Work to do: Gather all lines from the material that contain the word "this".

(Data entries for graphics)
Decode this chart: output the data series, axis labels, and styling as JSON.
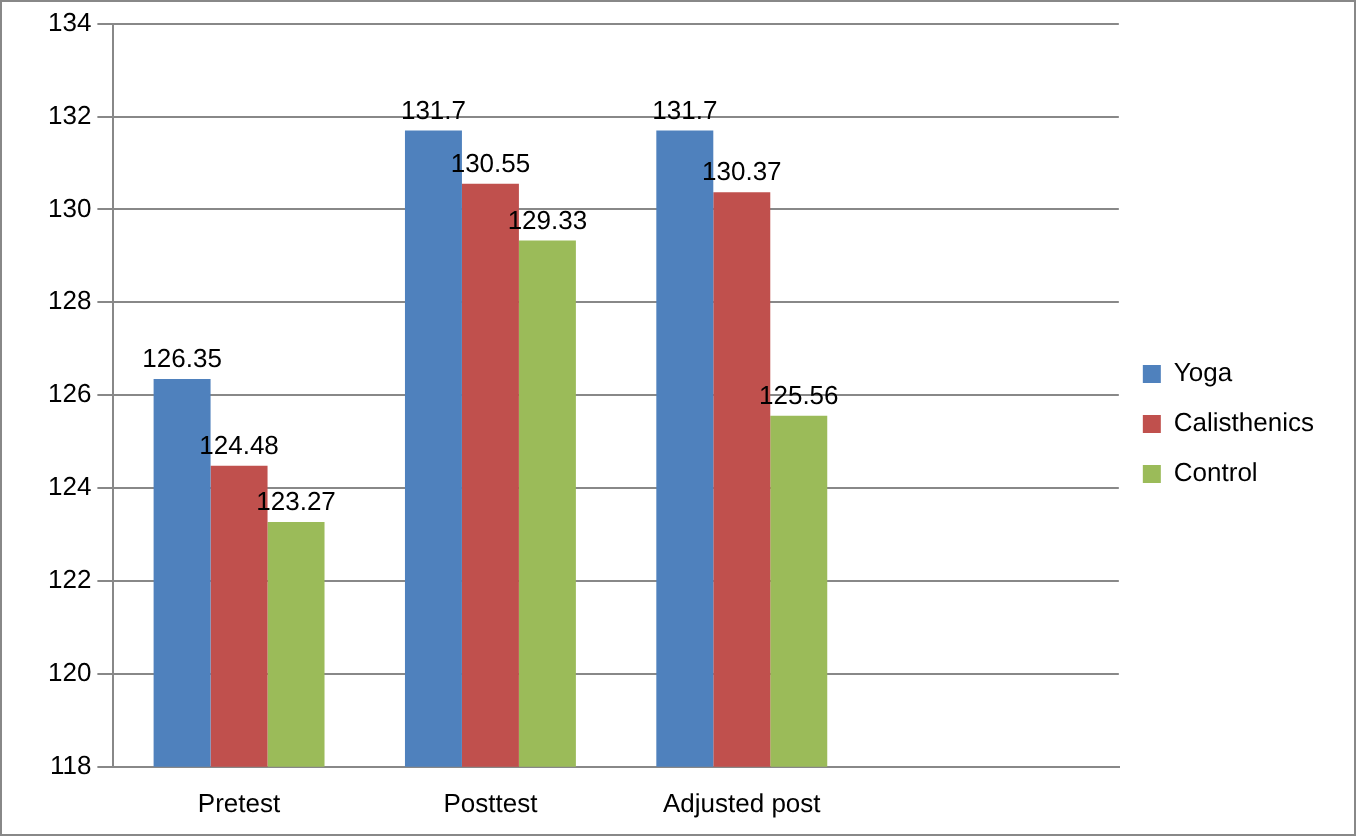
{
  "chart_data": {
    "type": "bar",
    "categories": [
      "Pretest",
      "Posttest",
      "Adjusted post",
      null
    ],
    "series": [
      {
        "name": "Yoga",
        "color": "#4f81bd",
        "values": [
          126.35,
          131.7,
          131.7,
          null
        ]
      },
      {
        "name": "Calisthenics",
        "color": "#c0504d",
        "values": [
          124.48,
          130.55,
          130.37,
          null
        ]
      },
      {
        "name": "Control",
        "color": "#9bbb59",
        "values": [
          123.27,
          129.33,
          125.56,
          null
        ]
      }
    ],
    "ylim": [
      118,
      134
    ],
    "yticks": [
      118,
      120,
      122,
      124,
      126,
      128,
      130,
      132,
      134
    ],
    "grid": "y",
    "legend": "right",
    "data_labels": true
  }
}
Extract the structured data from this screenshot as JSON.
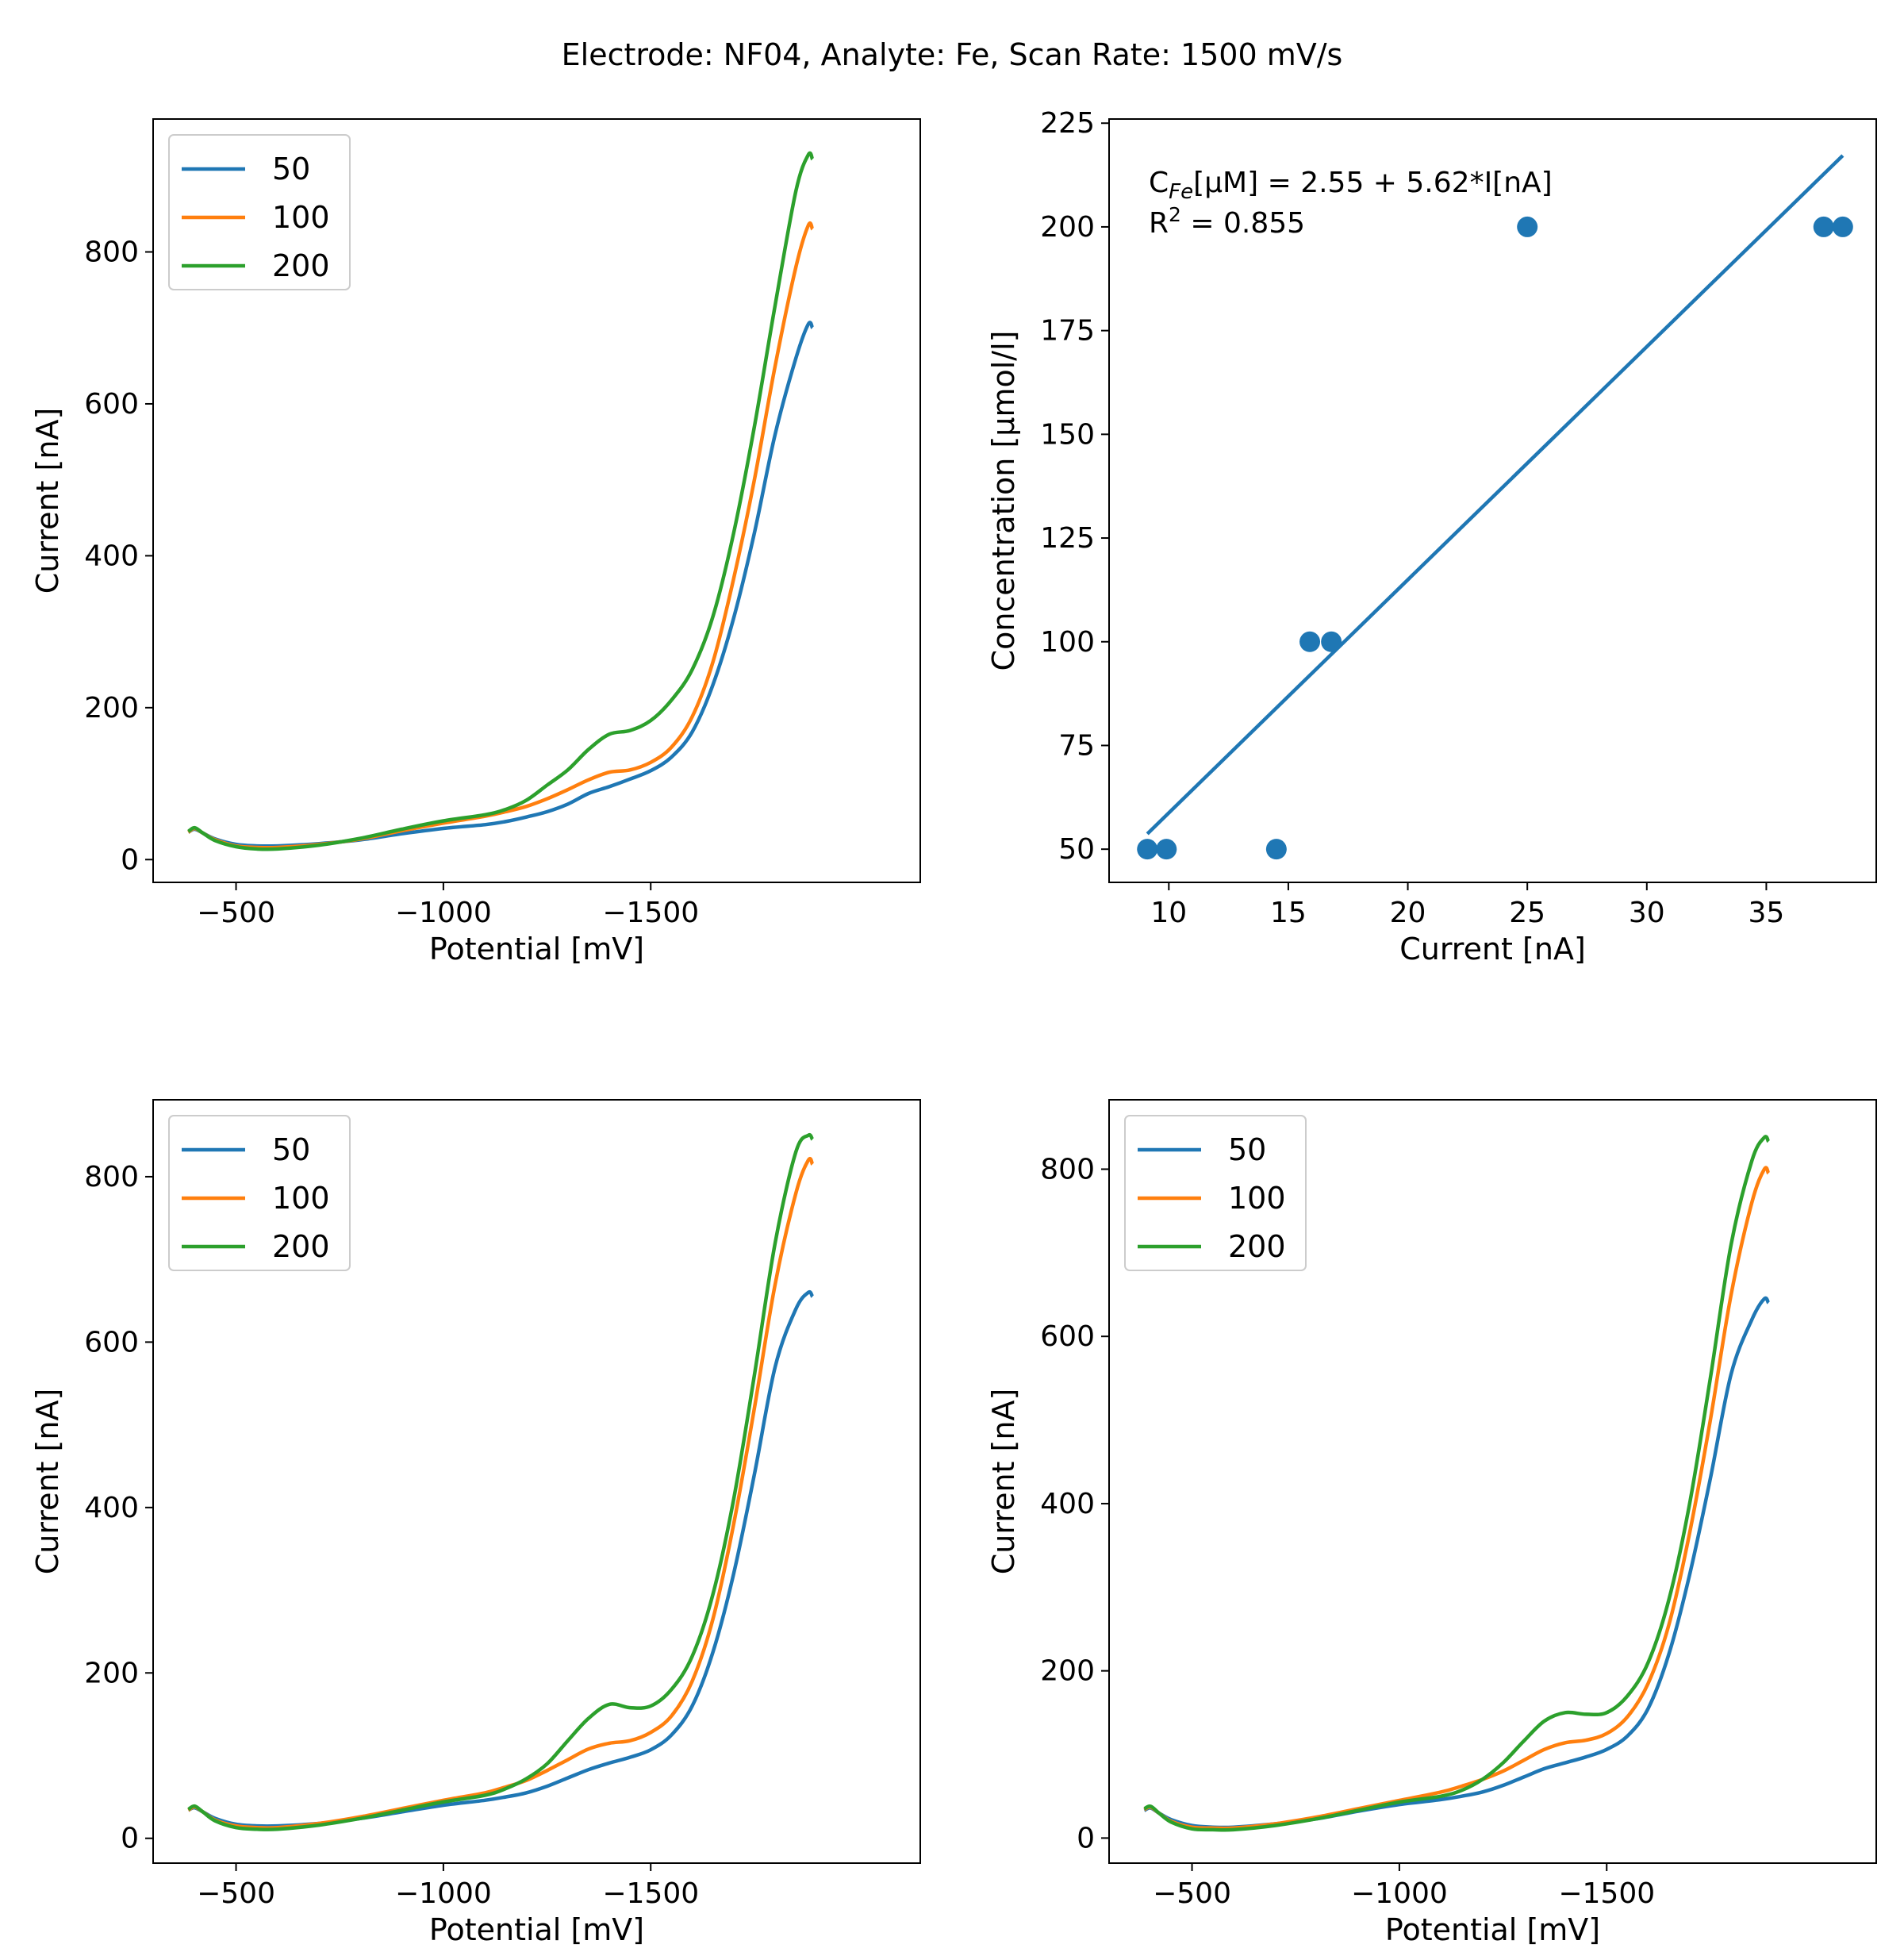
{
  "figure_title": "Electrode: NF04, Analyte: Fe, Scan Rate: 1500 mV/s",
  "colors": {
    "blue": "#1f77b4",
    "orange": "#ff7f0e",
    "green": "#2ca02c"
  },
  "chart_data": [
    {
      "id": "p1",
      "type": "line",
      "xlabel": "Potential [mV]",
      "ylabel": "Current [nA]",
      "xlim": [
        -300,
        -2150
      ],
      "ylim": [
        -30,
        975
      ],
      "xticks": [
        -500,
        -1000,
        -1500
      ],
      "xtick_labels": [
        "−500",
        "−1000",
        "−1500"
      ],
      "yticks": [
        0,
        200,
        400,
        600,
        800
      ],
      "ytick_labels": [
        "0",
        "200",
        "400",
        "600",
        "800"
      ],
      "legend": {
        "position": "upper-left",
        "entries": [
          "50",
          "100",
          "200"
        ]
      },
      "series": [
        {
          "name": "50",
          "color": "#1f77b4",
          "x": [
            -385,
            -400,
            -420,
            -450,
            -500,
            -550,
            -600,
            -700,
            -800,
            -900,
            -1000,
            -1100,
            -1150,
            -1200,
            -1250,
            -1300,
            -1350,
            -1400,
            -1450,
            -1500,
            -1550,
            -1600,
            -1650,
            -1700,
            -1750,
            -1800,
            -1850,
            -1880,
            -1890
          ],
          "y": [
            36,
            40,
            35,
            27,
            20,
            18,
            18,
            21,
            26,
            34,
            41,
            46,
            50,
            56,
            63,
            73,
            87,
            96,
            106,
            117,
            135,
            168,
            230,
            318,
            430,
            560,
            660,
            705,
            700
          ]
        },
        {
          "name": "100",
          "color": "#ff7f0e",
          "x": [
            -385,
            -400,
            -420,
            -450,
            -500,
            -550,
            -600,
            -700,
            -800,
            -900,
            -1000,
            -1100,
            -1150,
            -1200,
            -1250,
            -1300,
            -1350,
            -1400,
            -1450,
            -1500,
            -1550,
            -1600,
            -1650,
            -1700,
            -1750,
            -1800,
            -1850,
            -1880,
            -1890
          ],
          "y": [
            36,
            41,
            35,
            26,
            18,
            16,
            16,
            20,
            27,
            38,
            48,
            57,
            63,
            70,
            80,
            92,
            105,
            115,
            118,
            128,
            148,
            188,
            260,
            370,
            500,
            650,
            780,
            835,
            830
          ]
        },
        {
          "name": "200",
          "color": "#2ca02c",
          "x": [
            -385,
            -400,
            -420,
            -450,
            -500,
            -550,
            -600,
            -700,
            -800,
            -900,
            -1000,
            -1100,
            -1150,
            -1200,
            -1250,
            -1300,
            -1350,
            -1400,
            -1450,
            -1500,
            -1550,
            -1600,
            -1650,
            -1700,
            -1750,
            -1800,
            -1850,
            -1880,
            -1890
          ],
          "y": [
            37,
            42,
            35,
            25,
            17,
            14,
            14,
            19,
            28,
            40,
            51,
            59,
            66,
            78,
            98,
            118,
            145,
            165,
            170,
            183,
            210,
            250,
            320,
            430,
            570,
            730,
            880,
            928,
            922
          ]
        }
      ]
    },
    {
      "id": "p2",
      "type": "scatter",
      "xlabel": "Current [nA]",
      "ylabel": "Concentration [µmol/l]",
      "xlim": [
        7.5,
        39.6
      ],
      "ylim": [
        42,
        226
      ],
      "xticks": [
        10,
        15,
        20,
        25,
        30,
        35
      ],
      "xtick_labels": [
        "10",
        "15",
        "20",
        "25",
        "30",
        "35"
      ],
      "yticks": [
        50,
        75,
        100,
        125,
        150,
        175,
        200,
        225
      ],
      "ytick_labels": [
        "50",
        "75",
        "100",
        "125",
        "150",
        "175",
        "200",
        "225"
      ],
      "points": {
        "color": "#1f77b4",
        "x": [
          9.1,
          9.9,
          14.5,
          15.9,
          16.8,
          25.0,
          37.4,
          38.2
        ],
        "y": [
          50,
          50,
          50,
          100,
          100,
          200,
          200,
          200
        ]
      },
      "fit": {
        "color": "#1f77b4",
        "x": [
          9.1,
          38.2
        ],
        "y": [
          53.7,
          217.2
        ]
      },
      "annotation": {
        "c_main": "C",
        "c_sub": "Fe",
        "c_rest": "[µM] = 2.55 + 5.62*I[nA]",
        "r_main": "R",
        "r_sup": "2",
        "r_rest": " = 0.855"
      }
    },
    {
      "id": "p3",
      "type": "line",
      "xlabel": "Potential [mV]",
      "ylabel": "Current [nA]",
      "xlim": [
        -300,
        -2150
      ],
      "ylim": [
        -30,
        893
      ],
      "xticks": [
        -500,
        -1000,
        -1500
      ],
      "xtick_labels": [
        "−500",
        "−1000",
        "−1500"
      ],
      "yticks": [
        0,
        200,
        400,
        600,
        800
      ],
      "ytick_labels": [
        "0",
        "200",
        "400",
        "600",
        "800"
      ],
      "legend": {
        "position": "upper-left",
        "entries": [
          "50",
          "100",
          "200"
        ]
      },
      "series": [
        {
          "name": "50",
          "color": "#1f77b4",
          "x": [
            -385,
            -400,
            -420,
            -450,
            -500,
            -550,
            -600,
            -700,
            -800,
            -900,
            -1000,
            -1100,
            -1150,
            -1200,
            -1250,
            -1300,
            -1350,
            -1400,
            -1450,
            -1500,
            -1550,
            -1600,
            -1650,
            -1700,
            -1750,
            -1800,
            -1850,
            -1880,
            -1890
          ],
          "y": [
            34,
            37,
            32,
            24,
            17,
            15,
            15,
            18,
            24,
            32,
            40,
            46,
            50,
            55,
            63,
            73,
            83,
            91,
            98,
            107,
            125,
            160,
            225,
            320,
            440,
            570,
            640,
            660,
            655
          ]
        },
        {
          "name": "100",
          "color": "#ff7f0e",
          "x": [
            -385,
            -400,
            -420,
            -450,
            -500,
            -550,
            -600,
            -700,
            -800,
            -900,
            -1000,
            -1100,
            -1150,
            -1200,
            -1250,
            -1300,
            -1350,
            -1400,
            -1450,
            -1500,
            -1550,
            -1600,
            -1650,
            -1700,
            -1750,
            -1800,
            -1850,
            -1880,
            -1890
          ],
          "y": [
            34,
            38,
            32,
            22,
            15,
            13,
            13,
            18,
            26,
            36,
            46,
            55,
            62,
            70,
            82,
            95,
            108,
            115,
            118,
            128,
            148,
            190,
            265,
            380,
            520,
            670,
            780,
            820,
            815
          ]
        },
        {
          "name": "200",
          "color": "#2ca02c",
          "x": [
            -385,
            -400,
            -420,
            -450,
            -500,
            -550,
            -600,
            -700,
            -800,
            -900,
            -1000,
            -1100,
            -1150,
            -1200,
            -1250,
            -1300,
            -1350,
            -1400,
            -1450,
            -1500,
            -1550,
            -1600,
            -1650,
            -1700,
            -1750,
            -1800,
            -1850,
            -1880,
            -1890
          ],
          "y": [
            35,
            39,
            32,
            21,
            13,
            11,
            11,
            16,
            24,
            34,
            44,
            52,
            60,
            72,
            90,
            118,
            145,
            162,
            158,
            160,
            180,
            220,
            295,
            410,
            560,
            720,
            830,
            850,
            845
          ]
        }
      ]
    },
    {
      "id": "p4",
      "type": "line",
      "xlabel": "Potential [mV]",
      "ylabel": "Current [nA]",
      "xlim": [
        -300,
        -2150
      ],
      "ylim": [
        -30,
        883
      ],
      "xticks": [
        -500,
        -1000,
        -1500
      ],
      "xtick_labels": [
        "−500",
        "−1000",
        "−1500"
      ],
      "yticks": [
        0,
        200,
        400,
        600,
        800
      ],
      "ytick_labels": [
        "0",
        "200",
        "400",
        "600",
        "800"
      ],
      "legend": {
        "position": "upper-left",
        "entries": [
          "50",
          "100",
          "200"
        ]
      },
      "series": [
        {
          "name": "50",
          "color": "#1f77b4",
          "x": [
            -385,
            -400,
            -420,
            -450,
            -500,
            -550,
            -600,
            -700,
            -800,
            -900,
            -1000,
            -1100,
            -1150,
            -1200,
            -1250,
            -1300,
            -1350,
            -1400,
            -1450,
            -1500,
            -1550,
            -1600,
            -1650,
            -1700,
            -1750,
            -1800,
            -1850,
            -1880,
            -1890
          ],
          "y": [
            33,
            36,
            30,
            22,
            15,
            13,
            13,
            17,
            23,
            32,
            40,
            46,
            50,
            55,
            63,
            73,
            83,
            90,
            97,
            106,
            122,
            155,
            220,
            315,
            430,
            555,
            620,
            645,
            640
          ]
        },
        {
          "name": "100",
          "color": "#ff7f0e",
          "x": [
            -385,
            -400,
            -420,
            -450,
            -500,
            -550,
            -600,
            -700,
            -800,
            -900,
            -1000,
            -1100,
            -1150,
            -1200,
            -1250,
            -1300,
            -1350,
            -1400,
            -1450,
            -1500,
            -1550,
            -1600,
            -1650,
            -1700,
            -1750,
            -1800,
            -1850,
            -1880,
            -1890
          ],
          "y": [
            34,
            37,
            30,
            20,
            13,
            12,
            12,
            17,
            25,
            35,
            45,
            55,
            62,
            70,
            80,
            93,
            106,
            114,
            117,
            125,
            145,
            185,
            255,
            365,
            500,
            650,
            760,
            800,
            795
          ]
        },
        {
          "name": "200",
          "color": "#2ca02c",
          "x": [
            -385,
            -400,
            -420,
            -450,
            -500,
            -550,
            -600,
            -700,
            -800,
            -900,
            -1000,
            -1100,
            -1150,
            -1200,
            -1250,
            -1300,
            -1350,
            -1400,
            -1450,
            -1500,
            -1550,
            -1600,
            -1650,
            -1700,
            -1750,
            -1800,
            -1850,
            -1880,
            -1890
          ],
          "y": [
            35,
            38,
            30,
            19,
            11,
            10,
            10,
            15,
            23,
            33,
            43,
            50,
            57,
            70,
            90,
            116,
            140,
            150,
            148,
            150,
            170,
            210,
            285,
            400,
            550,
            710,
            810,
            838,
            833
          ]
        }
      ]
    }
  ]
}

Problem solution:
Decode this chart: output the data series, axis labels, and styling as JSON.
Extract the structured data from this screenshot as JSON.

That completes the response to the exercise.